» Dataset rows:
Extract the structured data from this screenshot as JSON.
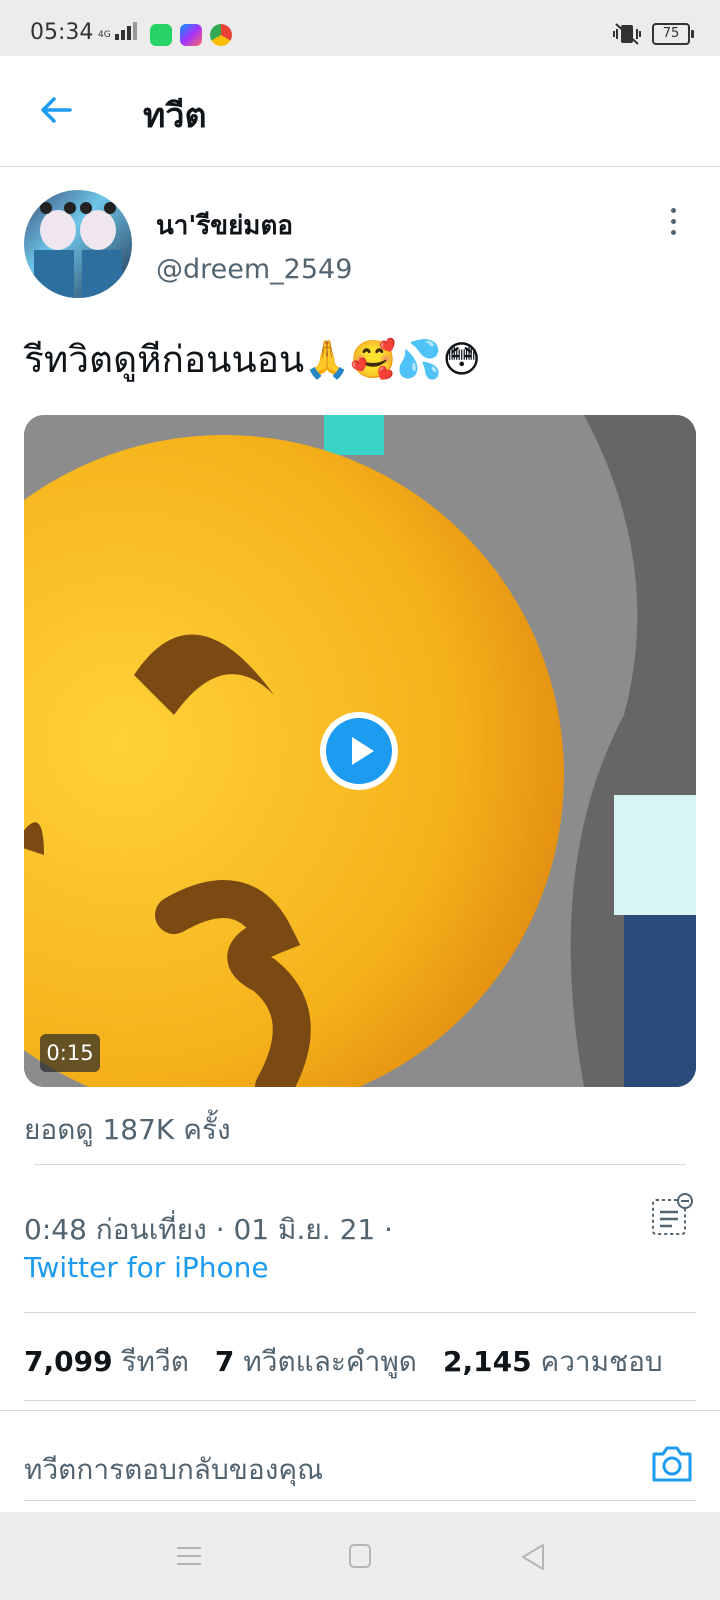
{
  "status_bar": {
    "time": "05:34",
    "network": "4G",
    "battery": "75",
    "icons": [
      "network-signal-icon",
      "whatsapp-icon",
      "messenger-icon",
      "chrome-icon",
      "vibrate-icon",
      "battery-icon"
    ]
  },
  "header": {
    "title": "ทวีต",
    "back_icon": "back-arrow-icon"
  },
  "tweet": {
    "author_name": "นา'รีขย่มตอ",
    "handle": "@dreem_2549",
    "text": "รีทวิตดูหีก่อนนอน🙏🥰💦😳",
    "video_duration": "0:15",
    "views": "ยอดดู 187K ครั้ง",
    "date": "0:48 ก่อนเที่ยง · 01 มิ.ย. 21 ·",
    "source": "Twitter for iPhone"
  },
  "stats": {
    "retweets_count": "7,099",
    "retweets_label": "รีทวีต",
    "quotes_count": "7",
    "quotes_label": "ทวีตและคำพูด",
    "likes_count": "2,145",
    "likes_label": "ความชอบ"
  },
  "reply": {
    "placeholder": "ทวีตการตอบกลับของคุณ"
  },
  "colors": {
    "accent": "#1d9bf0",
    "text_primary": "#0f1419",
    "text_secondary": "#536471"
  }
}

» What you will do:
Transcribe the records above verbatim. Do not carry over any picture.

» Task output:
Extract the structured data from this screenshot as JSON.
{
  "status_bar": {
    "time": "05:34",
    "network": "4G",
    "battery": "75",
    "icons": [
      "network-signal-icon",
      "whatsapp-icon",
      "messenger-icon",
      "chrome-icon",
      "vibrate-icon",
      "battery-icon"
    ]
  },
  "header": {
    "title": "ทวีต",
    "back_icon": "back-arrow-icon"
  },
  "tweet": {
    "author_name": "นา'รีขย่มตอ",
    "handle": "@dreem_2549",
    "text": "รีทวิตดูหีก่อนนอน🙏🥰💦😳",
    "video_duration": "0:15",
    "views": "ยอดดู 187K ครั้ง",
    "date": "0:48 ก่อนเที่ยง · 01 มิ.ย. 21 ·",
    "source": "Twitter for iPhone"
  },
  "stats": {
    "retweets_count": "7,099",
    "retweets_label": "รีทวีต",
    "quotes_count": "7",
    "quotes_label": "ทวีตและคำพูด",
    "likes_count": "2,145",
    "likes_label": "ความชอบ"
  },
  "reply": {
    "placeholder": "ทวีตการตอบกลับของคุณ"
  },
  "colors": {
    "accent": "#1d9bf0",
    "text_primary": "#0f1419",
    "text_secondary": "#536471"
  }
}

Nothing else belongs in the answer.